Collected data:
** start **
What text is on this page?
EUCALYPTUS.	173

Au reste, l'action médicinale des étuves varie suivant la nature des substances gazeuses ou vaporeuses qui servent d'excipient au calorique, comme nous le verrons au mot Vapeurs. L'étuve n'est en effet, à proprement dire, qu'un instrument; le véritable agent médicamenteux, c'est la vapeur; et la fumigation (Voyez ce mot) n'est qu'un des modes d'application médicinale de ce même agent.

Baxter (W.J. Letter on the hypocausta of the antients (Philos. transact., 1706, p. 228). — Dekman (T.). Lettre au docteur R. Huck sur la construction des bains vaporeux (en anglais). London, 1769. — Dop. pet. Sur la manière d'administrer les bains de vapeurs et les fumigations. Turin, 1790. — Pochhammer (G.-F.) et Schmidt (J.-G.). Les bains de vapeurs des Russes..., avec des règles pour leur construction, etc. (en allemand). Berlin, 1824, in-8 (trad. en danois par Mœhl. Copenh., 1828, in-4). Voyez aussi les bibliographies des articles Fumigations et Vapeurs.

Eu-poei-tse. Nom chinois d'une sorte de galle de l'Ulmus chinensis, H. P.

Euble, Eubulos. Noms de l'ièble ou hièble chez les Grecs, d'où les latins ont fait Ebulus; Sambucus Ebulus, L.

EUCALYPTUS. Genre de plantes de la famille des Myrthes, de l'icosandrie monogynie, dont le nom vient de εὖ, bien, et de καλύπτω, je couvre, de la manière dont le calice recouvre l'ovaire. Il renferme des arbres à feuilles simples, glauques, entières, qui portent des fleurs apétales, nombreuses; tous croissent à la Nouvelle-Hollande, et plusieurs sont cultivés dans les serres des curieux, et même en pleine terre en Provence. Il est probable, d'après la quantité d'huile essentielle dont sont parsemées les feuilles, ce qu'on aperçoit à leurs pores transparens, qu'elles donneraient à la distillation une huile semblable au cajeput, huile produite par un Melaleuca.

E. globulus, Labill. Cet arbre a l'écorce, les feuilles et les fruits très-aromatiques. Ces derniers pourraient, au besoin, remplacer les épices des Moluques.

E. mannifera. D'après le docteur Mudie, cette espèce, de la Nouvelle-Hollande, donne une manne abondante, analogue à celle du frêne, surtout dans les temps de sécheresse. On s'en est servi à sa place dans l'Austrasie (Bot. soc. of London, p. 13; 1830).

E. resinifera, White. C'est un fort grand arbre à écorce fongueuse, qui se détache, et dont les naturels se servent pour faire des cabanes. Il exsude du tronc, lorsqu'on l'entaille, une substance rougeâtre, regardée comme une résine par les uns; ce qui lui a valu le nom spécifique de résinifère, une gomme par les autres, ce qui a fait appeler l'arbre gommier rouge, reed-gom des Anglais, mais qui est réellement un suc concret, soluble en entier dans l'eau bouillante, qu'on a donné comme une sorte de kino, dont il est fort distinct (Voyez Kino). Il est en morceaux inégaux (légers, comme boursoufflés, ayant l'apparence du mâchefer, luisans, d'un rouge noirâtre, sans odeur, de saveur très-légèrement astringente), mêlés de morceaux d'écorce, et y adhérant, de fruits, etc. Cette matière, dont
** end **
#### [Description of the task]
Repeat the records above exactly as they appear.

#### [Answer for this exercise]
What text is on this page?
EUCALYPTUS.	173

Au reste, l'action médicinale des étuves varie suivant la nature des substances gazeuses ou vaporeuses qui servent d'excipient au calorique, comme nous le verrons au mot Vapeurs. L'étuve n'est en effet, à proprement dire, qu'un instrument; le véritable agent médicamenteux, c'est la vapeur; et la fumigation (Voyez ce mot) n'est qu'un des modes d'application médicinale de ce même agent.

Baxter (W.J. Letter on the hypocausta of the antients (Philos. transact., 1706, p. 228). — Dekman (T.). Lettre au docteur R. Huck sur la construction des bains vaporeux (en anglais). London, 1769. — Dop. pet. Sur la manière d'administrer les bains de vapeurs et les fumigations. Turin, 1790. — Pochhammer (G.-F.) et Schmidt (J.-G.). Les bains de vapeurs des Russes..., avec des règles pour leur construction, etc. (en allemand). Berlin, 1824, in-8 (trad. en danois par Mœhl. Copenh., 1828, in-4). Voyez aussi les bibliographies des articles Fumigations et Vapeurs.

Eu-poei-tse. Nom chinois d'une sorte de galle de l'Ulmus chinensis, H. P.

Euble, Eubulos. Noms de l'ièble ou hièble chez les Grecs, d'où les latins ont fait Ebulus; Sambucus Ebulus, L.

EUCALYPTUS. Genre de plantes de la famille des Myrthes, de l'icosandrie monogynie, dont le nom vient de εὖ, bien, et de καλύπτω, je couvre, de la manière dont le calice recouvre l'ovaire. Il renferme des arbres à feuilles simples, glauques, entières, qui portent des fleurs apétales, nombreuses; tous croissent à la Nouvelle-Hollande, et plusieurs sont cultivés dans les serres des curieux, et même en pleine terre en Provence. Il est probable, d'après la quantité d'huile essentielle dont sont parsemées les feuilles, ce qu'on aperçoit à leurs pores transparens, qu'elles donneraient à la distillation une huile semblable au cajeput, huile produite par un Melaleuca.

E. globulus, Labill. Cet arbre a l'écorce, les feuilles et les fruits très-aromatiques. Ces derniers pourraient, au besoin, remplacer les épices des Moluques.

E. mannifera. D'après le docteur Mudie, cette espèce, de la Nouvelle-Hollande, donne une manne abondante, analogue à celle du frêne, surtout dans les temps de sécheresse. On s'en est servi à sa place dans l'Austrasie (Bot. soc. of London, p. 13; 1830).

E. resinifera, White. C'est un fort grand arbre à écorce fongueuse, qui se détache, et dont les naturels se servent pour faire des cabanes. Il exsude du tronc, lorsqu'on l'entaille, une substance rougeâtre, regardée comme une résine par les uns; ce qui lui a valu le nom spécifique de résinifère, une gomme par les autres, ce qui a fait appeler l'arbre gommier rouge, reed-gom des Anglais, mais qui est réellement un suc concret, soluble en entier dans l'eau bouillante, qu'on a donné comme une sorte de kino, dont il est fort distinct (Voyez Kino). Il est en morceaux inégaux (légers, comme boursoufflés, ayant l'apparence du mâchefer, luisans, d'un rouge noirâtre, sans odeur, de saveur très-légèrement astringente), mêlés de morceaux d'écorce, et y adhérant, de fruits, etc. Cette matière, dont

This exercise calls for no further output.